- Data shown -
* START *
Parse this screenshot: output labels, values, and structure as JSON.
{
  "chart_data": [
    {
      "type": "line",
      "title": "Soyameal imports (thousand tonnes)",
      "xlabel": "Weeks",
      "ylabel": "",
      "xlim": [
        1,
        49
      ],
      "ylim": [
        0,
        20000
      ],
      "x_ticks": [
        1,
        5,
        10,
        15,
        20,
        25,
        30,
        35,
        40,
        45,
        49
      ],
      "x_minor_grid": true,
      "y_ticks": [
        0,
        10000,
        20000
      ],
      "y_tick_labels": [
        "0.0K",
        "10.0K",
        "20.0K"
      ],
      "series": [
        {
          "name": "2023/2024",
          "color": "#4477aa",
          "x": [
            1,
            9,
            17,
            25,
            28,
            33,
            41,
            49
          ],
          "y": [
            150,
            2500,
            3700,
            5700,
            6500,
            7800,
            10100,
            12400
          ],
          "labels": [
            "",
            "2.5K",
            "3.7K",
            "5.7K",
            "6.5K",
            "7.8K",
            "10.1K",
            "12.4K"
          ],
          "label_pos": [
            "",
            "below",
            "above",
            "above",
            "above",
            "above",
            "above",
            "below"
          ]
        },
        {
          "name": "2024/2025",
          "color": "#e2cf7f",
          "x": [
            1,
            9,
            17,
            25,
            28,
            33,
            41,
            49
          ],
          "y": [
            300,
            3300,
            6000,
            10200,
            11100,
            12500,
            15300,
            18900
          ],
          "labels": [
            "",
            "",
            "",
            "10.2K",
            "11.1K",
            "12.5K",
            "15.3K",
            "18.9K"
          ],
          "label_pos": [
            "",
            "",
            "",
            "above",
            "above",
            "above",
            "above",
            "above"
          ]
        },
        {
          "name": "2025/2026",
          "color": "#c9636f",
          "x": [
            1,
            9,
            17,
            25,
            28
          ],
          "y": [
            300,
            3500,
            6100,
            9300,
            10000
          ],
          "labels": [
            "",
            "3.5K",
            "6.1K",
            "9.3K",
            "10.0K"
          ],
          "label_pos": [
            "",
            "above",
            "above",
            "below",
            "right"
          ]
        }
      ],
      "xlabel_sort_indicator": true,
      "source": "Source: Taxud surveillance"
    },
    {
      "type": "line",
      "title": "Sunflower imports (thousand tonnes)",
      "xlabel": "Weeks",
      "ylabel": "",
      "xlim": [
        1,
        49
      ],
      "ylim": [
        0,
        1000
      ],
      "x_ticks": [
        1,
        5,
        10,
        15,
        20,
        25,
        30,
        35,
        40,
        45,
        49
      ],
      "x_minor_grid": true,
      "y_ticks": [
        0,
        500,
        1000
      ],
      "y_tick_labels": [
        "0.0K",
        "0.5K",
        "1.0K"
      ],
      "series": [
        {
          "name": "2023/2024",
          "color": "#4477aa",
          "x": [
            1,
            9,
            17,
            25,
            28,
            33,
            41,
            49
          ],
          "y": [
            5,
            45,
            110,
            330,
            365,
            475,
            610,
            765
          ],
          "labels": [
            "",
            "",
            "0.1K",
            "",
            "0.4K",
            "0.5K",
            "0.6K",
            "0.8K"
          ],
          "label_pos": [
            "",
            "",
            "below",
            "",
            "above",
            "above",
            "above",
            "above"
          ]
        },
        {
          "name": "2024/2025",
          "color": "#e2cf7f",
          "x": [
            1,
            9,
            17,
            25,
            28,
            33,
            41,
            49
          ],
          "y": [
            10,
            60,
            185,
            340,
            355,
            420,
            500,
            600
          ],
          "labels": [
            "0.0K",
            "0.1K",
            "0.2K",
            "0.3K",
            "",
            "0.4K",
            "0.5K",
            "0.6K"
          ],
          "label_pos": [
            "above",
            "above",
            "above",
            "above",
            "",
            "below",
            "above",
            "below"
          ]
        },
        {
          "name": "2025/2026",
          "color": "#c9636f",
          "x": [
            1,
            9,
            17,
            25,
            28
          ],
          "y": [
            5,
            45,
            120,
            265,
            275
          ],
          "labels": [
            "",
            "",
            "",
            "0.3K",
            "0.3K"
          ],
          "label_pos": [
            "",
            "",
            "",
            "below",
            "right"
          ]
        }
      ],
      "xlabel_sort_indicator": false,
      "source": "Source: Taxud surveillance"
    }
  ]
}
* END *
Please restate the whole listing word for word.

- Output -
Parse this screenshot: output labels, values, and structure as JSON.
{
  "chart_data": [
    {
      "type": "line",
      "title": "Soyameal imports (thousand tonnes)",
      "xlabel": "Weeks",
      "ylabel": "",
      "xlim": [
        1,
        49
      ],
      "ylim": [
        0,
        20000
      ],
      "x_ticks": [
        1,
        5,
        10,
        15,
        20,
        25,
        30,
        35,
        40,
        45,
        49
      ],
      "x_minor_grid": true,
      "y_ticks": [
        0,
        10000,
        20000
      ],
      "y_tick_labels": [
        "0.0K",
        "10.0K",
        "20.0K"
      ],
      "series": [
        {
          "name": "2023/2024",
          "color": "#4477aa",
          "x": [
            1,
            9,
            17,
            25,
            28,
            33,
            41,
            49
          ],
          "y": [
            150,
            2500,
            3700,
            5700,
            6500,
            7800,
            10100,
            12400
          ],
          "labels": [
            "",
            "2.5K",
            "3.7K",
            "5.7K",
            "6.5K",
            "7.8K",
            "10.1K",
            "12.4K"
          ],
          "label_pos": [
            "",
            "below",
            "above",
            "above",
            "above",
            "above",
            "above",
            "below"
          ]
        },
        {
          "name": "2024/2025",
          "color": "#e2cf7f",
          "x": [
            1,
            9,
            17,
            25,
            28,
            33,
            41,
            49
          ],
          "y": [
            300,
            3300,
            6000,
            10200,
            11100,
            12500,
            15300,
            18900
          ],
          "labels": [
            "",
            "",
            "",
            "10.2K",
            "11.1K",
            "12.5K",
            "15.3K",
            "18.9K"
          ],
          "label_pos": [
            "",
            "",
            "",
            "above",
            "above",
            "above",
            "above",
            "above"
          ]
        },
        {
          "name": "2025/2026",
          "color": "#c9636f",
          "x": [
            1,
            9,
            17,
            25,
            28
          ],
          "y": [
            300,
            3500,
            6100,
            9300,
            10000
          ],
          "labels": [
            "",
            "3.5K",
            "6.1K",
            "9.3K",
            "10.0K"
          ],
          "label_pos": [
            "",
            "above",
            "above",
            "below",
            "right"
          ]
        }
      ],
      "xlabel_sort_indicator": true,
      "source": "Source: Taxud surveillance"
    },
    {
      "type": "line",
      "title": "Sunflower imports (thousand tonnes)",
      "xlabel": "Weeks",
      "ylabel": "",
      "xlim": [
        1,
        49
      ],
      "ylim": [
        0,
        1000
      ],
      "x_ticks": [
        1,
        5,
        10,
        15,
        20,
        25,
        30,
        35,
        40,
        45,
        49
      ],
      "x_minor_grid": true,
      "y_ticks": [
        0,
        500,
        1000
      ],
      "y_tick_labels": [
        "0.0K",
        "0.5K",
        "1.0K"
      ],
      "series": [
        {
          "name": "2023/2024",
          "color": "#4477aa",
          "x": [
            1,
            9,
            17,
            25,
            28,
            33,
            41,
            49
          ],
          "y": [
            5,
            45,
            110,
            330,
            365,
            475,
            610,
            765
          ],
          "labels": [
            "",
            "",
            "0.1K",
            "",
            "0.4K",
            "0.5K",
            "0.6K",
            "0.8K"
          ],
          "label_pos": [
            "",
            "",
            "below",
            "",
            "above",
            "above",
            "above",
            "above"
          ]
        },
        {
          "name": "2024/2025",
          "color": "#e2cf7f",
          "x": [
            1,
            9,
            17,
            25,
            28,
            33,
            41,
            49
          ],
          "y": [
            10,
            60,
            185,
            340,
            355,
            420,
            500,
            600
          ],
          "labels": [
            "0.0K",
            "0.1K",
            "0.2K",
            "0.3K",
            "",
            "0.4K",
            "0.5K",
            "0.6K"
          ],
          "label_pos": [
            "above",
            "above",
            "above",
            "above",
            "",
            "below",
            "above",
            "below"
          ]
        },
        {
          "name": "2025/2026",
          "color": "#c9636f",
          "x": [
            1,
            9,
            17,
            25,
            28
          ],
          "y": [
            5,
            45,
            120,
            265,
            275
          ],
          "labels": [
            "",
            "",
            "",
            "0.3K",
            "0.3K"
          ],
          "label_pos": [
            "",
            "",
            "",
            "below",
            "right"
          ]
        }
      ],
      "xlabel_sort_indicator": false,
      "source": "Source: Taxud surveillance"
    }
  ]
}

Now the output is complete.